> **WHAT THIS TASK INVOLVES**
Write the material out again, line by line, exactly as it is.

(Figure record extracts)
------------------------------------
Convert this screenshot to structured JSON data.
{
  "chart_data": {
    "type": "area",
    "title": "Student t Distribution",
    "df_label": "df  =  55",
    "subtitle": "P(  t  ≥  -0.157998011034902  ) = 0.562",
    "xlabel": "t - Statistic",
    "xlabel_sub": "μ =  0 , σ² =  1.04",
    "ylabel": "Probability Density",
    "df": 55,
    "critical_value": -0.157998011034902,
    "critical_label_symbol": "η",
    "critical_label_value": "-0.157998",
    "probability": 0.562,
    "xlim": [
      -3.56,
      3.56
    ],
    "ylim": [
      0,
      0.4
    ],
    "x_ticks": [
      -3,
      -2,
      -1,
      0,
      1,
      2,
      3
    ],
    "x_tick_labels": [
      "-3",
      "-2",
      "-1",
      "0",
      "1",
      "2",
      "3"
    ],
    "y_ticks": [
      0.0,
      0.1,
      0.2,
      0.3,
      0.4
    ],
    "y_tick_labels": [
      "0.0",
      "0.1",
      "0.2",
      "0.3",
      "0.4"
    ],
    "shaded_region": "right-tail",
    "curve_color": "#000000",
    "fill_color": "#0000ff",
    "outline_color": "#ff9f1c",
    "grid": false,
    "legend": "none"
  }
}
------------------------------------
> **EXERCISE SOLUTION**
Convert this screenshot to structured JSON data.
{
  "chart_data": {
    "type": "area",
    "title": "Student t Distribution",
    "df_label": "df  =  55",
    "subtitle": "P(  t  ≥  -0.157998011034902  ) = 0.562",
    "xlabel": "t - Statistic",
    "xlabel_sub": "μ =  0 , σ² =  1.04",
    "ylabel": "Probability Density",
    "df": 55,
    "critical_value": -0.157998011034902,
    "critical_label_symbol": "η",
    "critical_label_value": "-0.157998",
    "probability": 0.562,
    "xlim": [
      -3.56,
      3.56
    ],
    "ylim": [
      0,
      0.4
    ],
    "x_ticks": [
      -3,
      -2,
      -1,
      0,
      1,
      2,
      3
    ],
    "x_tick_labels": [
      "-3",
      "-2",
      "-1",
      "0",
      "1",
      "2",
      "3"
    ],
    "y_ticks": [
      0.0,
      0.1,
      0.2,
      0.3,
      0.4
    ],
    "y_tick_labels": [
      "0.0",
      "0.1",
      "0.2",
      "0.3",
      "0.4"
    ],
    "shaded_region": "right-tail",
    "curve_color": "#000000",
    "fill_color": "#0000ff",
    "outline_color": "#ff9f1c",
    "grid": false,
    "legend": "none"
  }
}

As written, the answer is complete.